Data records
>> begin

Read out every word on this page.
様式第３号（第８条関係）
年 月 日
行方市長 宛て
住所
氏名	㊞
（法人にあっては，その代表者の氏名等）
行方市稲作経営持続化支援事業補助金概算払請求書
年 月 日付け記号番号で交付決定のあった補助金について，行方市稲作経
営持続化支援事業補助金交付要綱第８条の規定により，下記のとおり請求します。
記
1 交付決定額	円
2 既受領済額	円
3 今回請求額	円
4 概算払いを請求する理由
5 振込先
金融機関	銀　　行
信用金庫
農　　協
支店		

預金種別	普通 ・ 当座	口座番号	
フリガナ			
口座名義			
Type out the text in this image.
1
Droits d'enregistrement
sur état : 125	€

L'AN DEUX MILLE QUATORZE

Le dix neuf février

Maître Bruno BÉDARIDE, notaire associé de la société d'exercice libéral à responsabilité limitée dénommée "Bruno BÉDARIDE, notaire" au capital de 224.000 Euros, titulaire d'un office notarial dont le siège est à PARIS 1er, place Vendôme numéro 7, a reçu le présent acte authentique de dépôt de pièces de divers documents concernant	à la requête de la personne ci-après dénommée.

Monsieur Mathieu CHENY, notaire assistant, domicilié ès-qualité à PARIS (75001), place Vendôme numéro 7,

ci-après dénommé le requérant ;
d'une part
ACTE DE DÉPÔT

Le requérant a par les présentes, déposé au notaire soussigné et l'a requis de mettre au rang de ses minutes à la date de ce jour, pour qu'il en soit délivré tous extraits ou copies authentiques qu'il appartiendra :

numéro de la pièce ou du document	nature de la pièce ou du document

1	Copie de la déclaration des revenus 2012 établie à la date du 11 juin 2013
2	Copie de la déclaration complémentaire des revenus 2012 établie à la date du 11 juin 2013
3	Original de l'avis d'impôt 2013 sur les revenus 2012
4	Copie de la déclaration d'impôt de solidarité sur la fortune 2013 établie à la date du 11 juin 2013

>> end

* **TASK**:
For this exercise, please retype exactly the lines in the listing from the line with "Type out the text in this image." through its last line, both ends included.

* **EXPECTED ANSWER**:
Type out the text in this image.
1
Droits d'enregistrement
sur état : 125	€

L'AN DEUX MILLE QUATORZE

Le dix neuf février

Maître Bruno BÉDARIDE, notaire associé de la société d'exercice libéral à responsabilité limitée dénommée "Bruno BÉDARIDE, notaire" au capital de 224.000 Euros, titulaire d'un office notarial dont le siège est à PARIS 1er, place Vendôme numéro 7, a reçu le présent acte authentique de dépôt de pièces de divers documents concernant	à la requête de la personne ci-après dénommée.

Monsieur Mathieu CHENY, notaire assistant, domicilié ès-qualité à PARIS (75001), place Vendôme numéro 7,

ci-après dénommé le requérant ;
d'une part
ACTE DE DÉPÔT

Le requérant a par les présentes, déposé au notaire soussigné et l'a requis de mettre au rang de ses minutes à la date de ce jour, pour qu'il en soit délivré tous extraits ou copies authentiques qu'il appartiendra :

numéro de la pièce ou du document	nature de la pièce ou du document

1	Copie de la déclaration des revenus 2012 établie à la date du 11 juin 2013
2	Copie de la déclaration complémentaire des revenus 2012 établie à la date du 11 juin 2013
3	Original de l'avis d'impôt 2013 sur les revenus 2012
4	Copie de la déclaration d'impôt de solidarité sur la fortune 2013 établie à la date du 11 juin 2013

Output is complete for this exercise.